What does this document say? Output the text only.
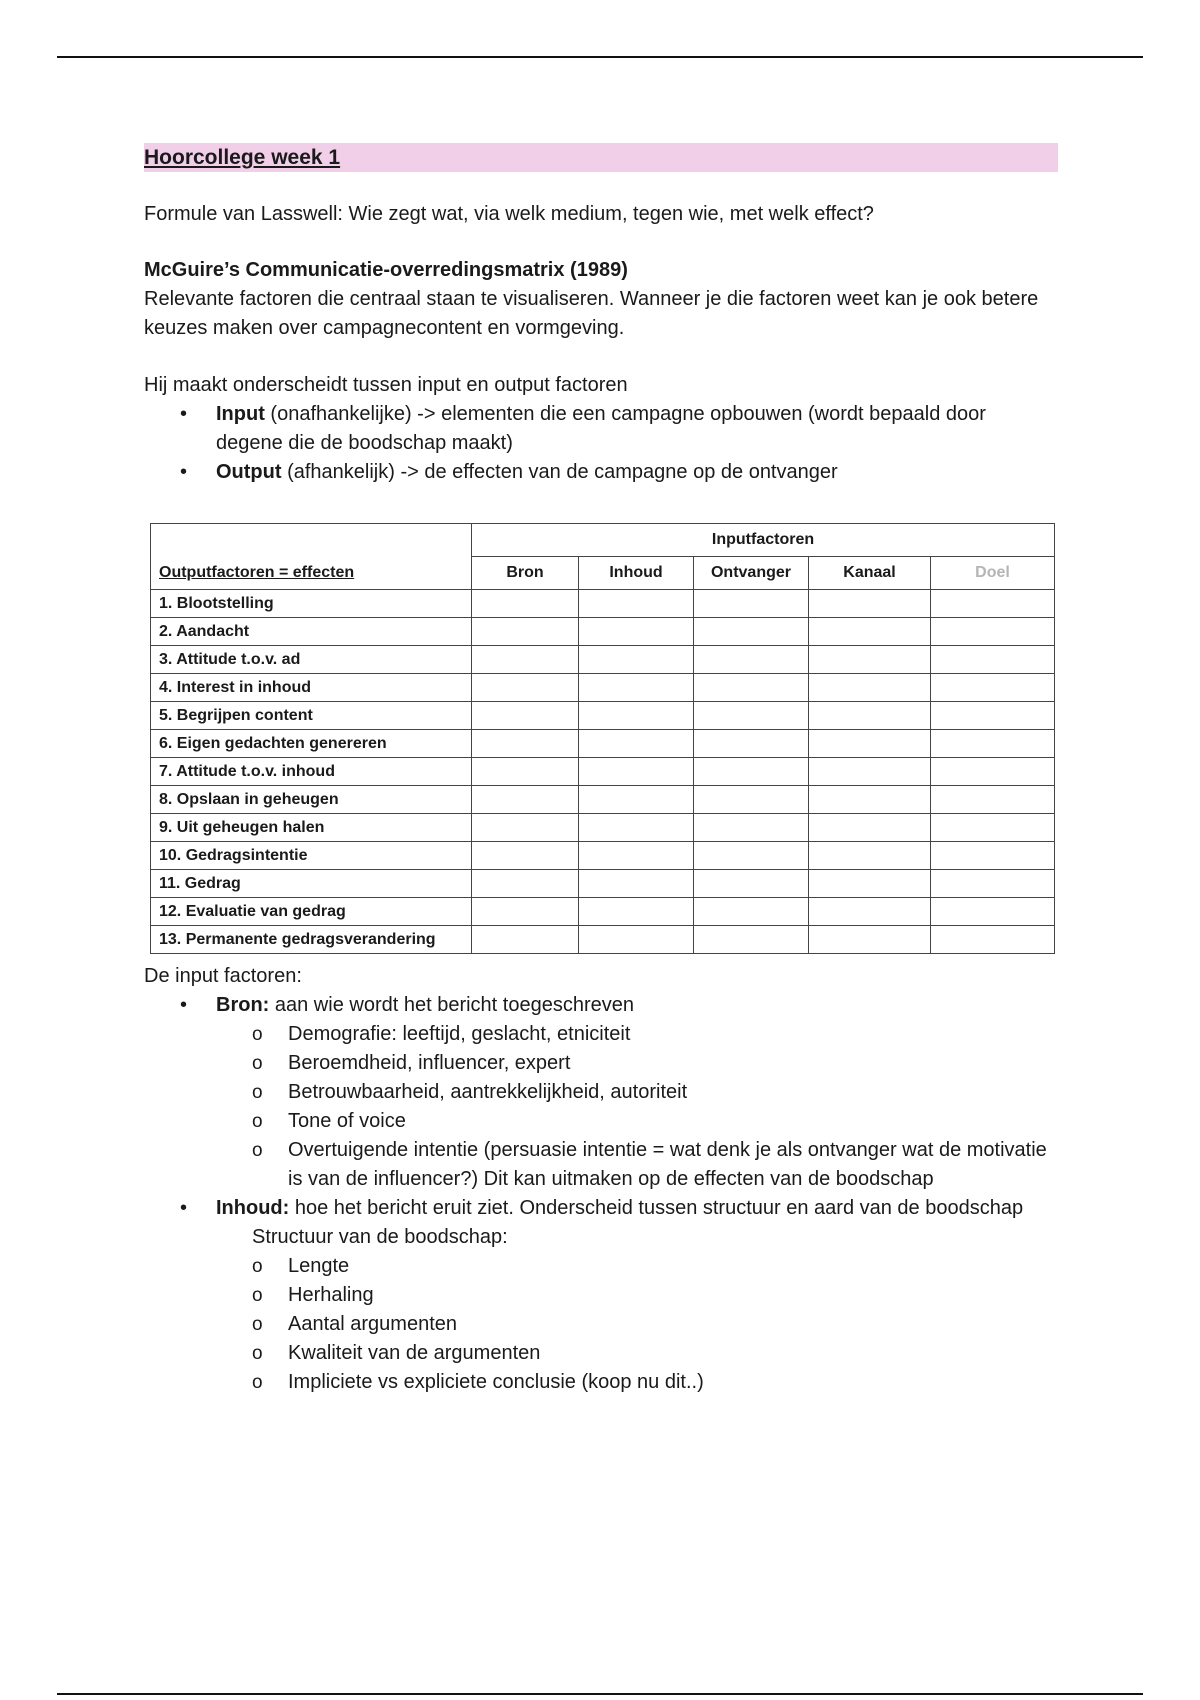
Hoorcollege week 1

Formule van Lasswell: Wie zegt wat, via welk medium, tegen wie, met welk effect?

McGuire’s Communicatie-overredingsmatrix (1989)

Relevante factoren die centraal staan te visualiseren. Wanneer je die factoren weet kan je ook betere keuzes maken over campagnecontent en vormgeving.

Hij maakt onderscheidt tussen input en output factoren

• Input (onafhankelijke) -> elementen die een campagne opbouwen (wordt bepaald door degene die de boodschap maakt)
• Output (afhankelijk) -> de effecten van de campagne op de ontvanger
	Inputfactoren				
Outputfactoren = effecten	Bron	Inhoud	Ontvanger	Kanaal	Doel
1. Blootstelling					
2. Aandacht					
3. Attitude t.o.v. ad					
4. Interest in inhoud					
5. Begrijpen content					
6. Eigen gedachten genereren					
7. Attitude t.o.v. inhoud					
8. Opslaan in geheugen					
9. Uit geheugen halen					
10. Gedragsintentie					
11. Gedrag					
12. Evaluatie van gedrag					
13. Permanente gedragsverandering					

De input factoren:

• Bron: aan wie wordt het bericht toegeschreven
o Demografie: leeftijd, geslacht, etniciteit
o Beroemdheid, influencer, expert
o Betrouwbaarheid, aantrekkelijkheid, autoriteit
o Tone of voice
o Overtuigende intentie (persuasie intentie = wat denk je als ontvanger wat de motivatie is van de influencer?) Dit kan uitmaken op de effecten van de boodschap
• Inhoud: hoe het bericht eruit ziet. Onderscheid tussen structuur en aard van de boodschap
Structuur van de boodschap:
o Lengte
o Herhaling
o Aantal argumenten
o Kwaliteit van de argumenten
o Impliciete vs expliciete conclusie (koop nu dit..)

* * *

### DESCRIPTION OF THE TASK:
Omit every picture, then repeat the remaining data exactly as it appears above.

### FULL ANSWER:
What does this document say? Output the text only.
Hoorcollege week 1

Formule van Lasswell: Wie zegt wat, via welk medium, tegen wie, met welk effect?

McGuire’s Communicatie-overredingsmatrix (1989)

Relevante factoren die centraal staan te visualiseren. Wanneer je die factoren weet kan je ook betere keuzes maken over campagnecontent en vormgeving.

Hij maakt onderscheidt tussen input en output factoren

• Input (onafhankelijke) -> elementen die een campagne opbouwen (wordt bepaald door degene die de boodschap maakt)
• Output (afhankelijk) -> de effecten van de campagne op de ontvanger
	Inputfactoren				
Outputfactoren = effecten	Bron	Inhoud	Ontvanger	Kanaal	Doel
1. Blootstelling					
2. Aandacht					
3. Attitude t.o.v. ad					
4. Interest in inhoud					
5. Begrijpen content					
6. Eigen gedachten genereren					
7. Attitude t.o.v. inhoud					
8. Opslaan in geheugen					
9. Uit geheugen halen					
10. Gedragsintentie					
11. Gedrag					
12. Evaluatie van gedrag					
13. Permanente gedragsverandering					

De input factoren:

• Bron: aan wie wordt het bericht toegeschreven
o Demografie: leeftijd, geslacht, etniciteit
o Beroemdheid, influencer, expert
o Betrouwbaarheid, aantrekkelijkheid, autoriteit
o Tone of voice
o Overtuigende intentie (persuasie intentie = wat denk je als ontvanger wat de motivatie is van de influencer?) Dit kan uitmaken op de effecten van de boodschap
• Inhoud: hoe het bericht eruit ziet. Onderscheid tussen structuur en aard van de boodschap
Structuur van de boodschap:
o Lengte
o Herhaling
o Aantal argumenten
o Kwaliteit van de argumenten
o Impliciete vs expliciete conclusie (koop nu dit..)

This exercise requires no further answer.